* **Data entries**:
##############################

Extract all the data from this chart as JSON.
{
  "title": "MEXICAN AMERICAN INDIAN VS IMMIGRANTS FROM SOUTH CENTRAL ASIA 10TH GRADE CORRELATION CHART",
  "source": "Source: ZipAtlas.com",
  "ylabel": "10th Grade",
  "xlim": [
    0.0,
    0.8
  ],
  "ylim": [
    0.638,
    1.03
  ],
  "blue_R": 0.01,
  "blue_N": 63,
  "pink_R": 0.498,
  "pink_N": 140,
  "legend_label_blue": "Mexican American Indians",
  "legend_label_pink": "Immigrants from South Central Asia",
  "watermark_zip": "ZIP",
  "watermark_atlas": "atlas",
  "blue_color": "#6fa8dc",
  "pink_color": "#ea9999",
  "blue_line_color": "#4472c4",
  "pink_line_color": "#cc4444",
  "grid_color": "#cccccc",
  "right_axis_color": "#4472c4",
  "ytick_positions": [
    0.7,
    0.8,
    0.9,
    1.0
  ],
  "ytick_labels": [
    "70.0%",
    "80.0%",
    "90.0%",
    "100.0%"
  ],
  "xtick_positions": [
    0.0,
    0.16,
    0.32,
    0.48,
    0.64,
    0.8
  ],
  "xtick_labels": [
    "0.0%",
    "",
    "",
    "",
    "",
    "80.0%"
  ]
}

##############################

* **THE REQUEST**: Copy out the full material exactly as it appears.

* **WORKED ANSWER**:
Extract all the data from this chart as JSON.
{
  "title": "MEXICAN AMERICAN INDIAN VS IMMIGRANTS FROM SOUTH CENTRAL ASIA 10TH GRADE CORRELATION CHART",
  "source": "Source: ZipAtlas.com",
  "ylabel": "10th Grade",
  "xlim": [
    0.0,
    0.8
  ],
  "ylim": [
    0.638,
    1.03
  ],
  "blue_R": 0.01,
  "blue_N": 63,
  "pink_R": 0.498,
  "pink_N": 140,
  "legend_label_blue": "Mexican American Indians",
  "legend_label_pink": "Immigrants from South Central Asia",
  "watermark_zip": "ZIP",
  "watermark_atlas": "atlas",
  "blue_color": "#6fa8dc",
  "pink_color": "#ea9999",
  "blue_line_color": "#4472c4",
  "pink_line_color": "#cc4444",
  "grid_color": "#cccccc",
  "right_axis_color": "#4472c4",
  "ytick_positions": [
    0.7,
    0.8,
    0.9,
    1.0
  ],
  "ytick_labels": [
    "70.0%",
    "80.0%",
    "90.0%",
    "100.0%"
  ],
  "xtick_positions": [
    0.0,
    0.16,
    0.32,
    0.48,
    0.64,
    0.8
  ],
  "xtick_labels": [
    "0.0%",
    "",
    "",
    "",
    "",
    "80.0%"
  ]
}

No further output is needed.